Collection entries
■ ■ ■ ■

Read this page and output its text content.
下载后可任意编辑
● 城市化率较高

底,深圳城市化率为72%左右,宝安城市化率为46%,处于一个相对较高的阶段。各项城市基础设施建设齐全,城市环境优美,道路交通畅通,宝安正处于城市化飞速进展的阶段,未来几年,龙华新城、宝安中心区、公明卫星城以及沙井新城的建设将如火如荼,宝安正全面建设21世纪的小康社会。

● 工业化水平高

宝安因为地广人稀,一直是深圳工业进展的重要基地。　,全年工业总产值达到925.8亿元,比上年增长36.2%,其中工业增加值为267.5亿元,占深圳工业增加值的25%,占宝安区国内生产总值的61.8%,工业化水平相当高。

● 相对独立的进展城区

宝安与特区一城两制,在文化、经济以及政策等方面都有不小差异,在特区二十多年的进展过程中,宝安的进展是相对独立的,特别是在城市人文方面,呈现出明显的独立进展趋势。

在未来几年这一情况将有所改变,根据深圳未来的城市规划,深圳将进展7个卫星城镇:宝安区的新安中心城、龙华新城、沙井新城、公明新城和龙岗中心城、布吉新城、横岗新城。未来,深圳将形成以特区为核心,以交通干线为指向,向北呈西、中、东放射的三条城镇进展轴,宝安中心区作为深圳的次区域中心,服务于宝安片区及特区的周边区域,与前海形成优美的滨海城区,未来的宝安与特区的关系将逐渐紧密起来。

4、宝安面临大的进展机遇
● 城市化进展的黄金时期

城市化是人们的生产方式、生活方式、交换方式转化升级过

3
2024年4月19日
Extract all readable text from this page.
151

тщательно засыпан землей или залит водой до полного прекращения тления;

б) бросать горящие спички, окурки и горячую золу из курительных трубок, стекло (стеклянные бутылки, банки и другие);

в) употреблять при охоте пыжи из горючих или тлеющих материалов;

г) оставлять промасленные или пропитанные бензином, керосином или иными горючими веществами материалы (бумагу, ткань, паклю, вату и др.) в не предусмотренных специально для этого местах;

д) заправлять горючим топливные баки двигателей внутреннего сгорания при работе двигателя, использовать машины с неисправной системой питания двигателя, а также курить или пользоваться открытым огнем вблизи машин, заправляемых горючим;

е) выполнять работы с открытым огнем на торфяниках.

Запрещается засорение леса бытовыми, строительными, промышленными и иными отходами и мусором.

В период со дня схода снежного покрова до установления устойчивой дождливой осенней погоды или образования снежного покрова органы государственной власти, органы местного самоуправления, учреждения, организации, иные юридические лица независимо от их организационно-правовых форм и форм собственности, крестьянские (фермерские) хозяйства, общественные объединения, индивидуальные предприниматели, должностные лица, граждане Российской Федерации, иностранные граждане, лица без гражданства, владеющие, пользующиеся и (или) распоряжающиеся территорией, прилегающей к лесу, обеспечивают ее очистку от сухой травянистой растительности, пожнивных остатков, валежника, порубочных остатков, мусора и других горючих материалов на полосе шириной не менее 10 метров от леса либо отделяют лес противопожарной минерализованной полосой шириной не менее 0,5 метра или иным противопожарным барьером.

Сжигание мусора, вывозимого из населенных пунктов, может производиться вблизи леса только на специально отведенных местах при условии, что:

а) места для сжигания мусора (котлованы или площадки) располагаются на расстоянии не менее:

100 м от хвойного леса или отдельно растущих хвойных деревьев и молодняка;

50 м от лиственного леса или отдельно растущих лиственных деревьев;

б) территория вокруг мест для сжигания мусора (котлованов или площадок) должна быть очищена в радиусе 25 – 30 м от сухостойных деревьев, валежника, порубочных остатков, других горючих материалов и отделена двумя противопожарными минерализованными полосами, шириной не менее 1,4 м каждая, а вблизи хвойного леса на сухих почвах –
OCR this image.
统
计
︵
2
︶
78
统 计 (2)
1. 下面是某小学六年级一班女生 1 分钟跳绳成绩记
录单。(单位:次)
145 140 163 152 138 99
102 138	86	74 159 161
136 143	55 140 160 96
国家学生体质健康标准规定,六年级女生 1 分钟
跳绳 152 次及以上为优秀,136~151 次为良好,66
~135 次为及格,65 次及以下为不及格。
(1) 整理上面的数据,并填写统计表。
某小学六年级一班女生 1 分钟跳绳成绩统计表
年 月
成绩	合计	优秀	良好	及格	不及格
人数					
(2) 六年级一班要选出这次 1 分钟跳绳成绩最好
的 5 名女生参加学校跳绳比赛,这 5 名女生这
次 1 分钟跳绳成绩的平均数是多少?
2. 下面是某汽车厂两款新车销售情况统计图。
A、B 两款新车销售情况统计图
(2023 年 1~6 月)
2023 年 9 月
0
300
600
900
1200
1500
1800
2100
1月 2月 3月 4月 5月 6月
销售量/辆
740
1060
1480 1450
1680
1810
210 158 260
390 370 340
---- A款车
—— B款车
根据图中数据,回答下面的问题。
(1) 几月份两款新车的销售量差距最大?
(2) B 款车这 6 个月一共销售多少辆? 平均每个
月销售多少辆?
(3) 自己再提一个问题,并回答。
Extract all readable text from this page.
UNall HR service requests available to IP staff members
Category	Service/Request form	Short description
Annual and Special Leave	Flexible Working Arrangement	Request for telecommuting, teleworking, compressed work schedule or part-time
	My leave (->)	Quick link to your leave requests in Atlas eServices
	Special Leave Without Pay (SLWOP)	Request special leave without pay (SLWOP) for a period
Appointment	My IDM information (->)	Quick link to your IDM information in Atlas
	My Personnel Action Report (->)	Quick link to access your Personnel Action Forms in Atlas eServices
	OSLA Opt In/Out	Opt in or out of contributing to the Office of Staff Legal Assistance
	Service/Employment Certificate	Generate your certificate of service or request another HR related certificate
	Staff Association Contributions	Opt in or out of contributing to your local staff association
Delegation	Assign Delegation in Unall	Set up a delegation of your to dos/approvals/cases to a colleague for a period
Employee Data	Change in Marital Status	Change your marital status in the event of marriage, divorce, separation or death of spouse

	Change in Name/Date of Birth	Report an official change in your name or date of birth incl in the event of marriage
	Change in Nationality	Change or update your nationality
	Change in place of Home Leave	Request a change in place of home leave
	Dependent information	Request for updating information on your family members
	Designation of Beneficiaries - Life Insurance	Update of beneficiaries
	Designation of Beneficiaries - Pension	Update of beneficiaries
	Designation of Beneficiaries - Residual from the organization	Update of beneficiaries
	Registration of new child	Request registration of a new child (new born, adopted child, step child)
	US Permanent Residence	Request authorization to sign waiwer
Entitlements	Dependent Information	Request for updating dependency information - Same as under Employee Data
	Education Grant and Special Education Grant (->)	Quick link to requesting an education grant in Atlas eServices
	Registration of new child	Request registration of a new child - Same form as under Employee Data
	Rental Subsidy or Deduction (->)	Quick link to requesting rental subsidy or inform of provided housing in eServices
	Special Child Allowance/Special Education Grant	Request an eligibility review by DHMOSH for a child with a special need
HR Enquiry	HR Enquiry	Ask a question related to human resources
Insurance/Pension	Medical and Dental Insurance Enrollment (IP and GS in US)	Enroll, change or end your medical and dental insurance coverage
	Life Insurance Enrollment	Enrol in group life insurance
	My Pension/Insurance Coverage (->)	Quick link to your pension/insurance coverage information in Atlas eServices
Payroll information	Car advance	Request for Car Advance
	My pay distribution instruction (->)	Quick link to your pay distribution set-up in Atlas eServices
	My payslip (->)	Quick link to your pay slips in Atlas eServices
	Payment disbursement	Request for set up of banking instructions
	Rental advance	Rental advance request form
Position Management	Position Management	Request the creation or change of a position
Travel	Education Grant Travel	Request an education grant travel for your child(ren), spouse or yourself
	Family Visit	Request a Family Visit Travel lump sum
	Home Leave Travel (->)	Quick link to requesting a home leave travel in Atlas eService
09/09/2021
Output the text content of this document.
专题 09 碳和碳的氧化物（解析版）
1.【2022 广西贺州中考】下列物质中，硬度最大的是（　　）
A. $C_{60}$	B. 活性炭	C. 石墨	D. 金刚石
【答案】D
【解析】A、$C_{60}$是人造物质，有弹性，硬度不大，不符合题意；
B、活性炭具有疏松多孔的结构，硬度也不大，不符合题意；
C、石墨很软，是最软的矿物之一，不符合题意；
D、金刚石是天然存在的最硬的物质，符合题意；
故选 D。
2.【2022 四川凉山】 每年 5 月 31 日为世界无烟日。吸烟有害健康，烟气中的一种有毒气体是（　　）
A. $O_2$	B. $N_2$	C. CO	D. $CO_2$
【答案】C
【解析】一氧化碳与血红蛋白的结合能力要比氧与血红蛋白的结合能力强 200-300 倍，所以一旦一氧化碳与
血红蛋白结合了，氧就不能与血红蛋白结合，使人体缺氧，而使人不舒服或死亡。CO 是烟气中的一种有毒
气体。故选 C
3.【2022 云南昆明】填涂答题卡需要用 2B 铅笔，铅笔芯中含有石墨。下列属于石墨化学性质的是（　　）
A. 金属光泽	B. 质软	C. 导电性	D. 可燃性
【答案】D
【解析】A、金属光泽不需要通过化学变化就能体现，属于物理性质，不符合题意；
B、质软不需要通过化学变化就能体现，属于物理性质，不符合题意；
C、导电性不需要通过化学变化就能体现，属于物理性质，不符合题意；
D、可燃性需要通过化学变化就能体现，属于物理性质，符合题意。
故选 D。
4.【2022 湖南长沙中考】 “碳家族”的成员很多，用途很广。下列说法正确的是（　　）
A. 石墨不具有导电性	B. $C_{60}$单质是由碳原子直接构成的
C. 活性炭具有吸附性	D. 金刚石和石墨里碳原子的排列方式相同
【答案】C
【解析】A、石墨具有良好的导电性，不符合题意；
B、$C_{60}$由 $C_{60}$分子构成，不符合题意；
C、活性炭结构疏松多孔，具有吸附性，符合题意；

■ ■ ■ ■

Copy, character for character, the lines from the line that holds "Output the text content of this document." through the final line of the records above.

Solution to this task
Output the text content of this document.
专题 09 碳和碳的氧化物（解析版）
1.【2022 广西贺州中考】下列物质中，硬度最大的是（　　）
A. $C_{60}$	B. 活性炭	C. 石墨	D. 金刚石
【答案】D
【解析】A、$C_{60}$是人造物质，有弹性，硬度不大，不符合题意；
B、活性炭具有疏松多孔的结构，硬度也不大，不符合题意；
C、石墨很软，是最软的矿物之一，不符合题意；
D、金刚石是天然存在的最硬的物质，符合题意；
故选 D。
2.【2022 四川凉山】 每年 5 月 31 日为世界无烟日。吸烟有害健康，烟气中的一种有毒气体是（　　）
A. $O_2$	B. $N_2$	C. CO	D. $CO_2$
【答案】C
【解析】一氧化碳与血红蛋白的结合能力要比氧与血红蛋白的结合能力强 200-300 倍，所以一旦一氧化碳与
血红蛋白结合了，氧就不能与血红蛋白结合，使人体缺氧，而使人不舒服或死亡。CO 是烟气中的一种有毒
气体。故选 C
3.【2022 云南昆明】填涂答题卡需要用 2B 铅笔，铅笔芯中含有石墨。下列属于石墨化学性质的是（　　）
A. 金属光泽	B. 质软	C. 导电性	D. 可燃性
【答案】D
【解析】A、金属光泽不需要通过化学变化就能体现，属于物理性质，不符合题意；
B、质软不需要通过化学变化就能体现，属于物理性质，不符合题意；
C、导电性不需要通过化学变化就能体现，属于物理性质，不符合题意；
D、可燃性需要通过化学变化就能体现，属于物理性质，符合题意。
故选 D。
4.【2022 湖南长沙中考】 “碳家族”的成员很多，用途很广。下列说法正确的是（　　）
A. 石墨不具有导电性	B. $C_{60}$单质是由碳原子直接构成的
C. 活性炭具有吸附性	D. 金刚石和石墨里碳原子的排列方式相同
【答案】C
【解析】A、石墨具有良好的导电性，不符合题意；
B、$C_{60}$由 $C_{60}$分子构成，不符合题意；
C、活性炭结构疏松多孔，具有吸附性，符合题意；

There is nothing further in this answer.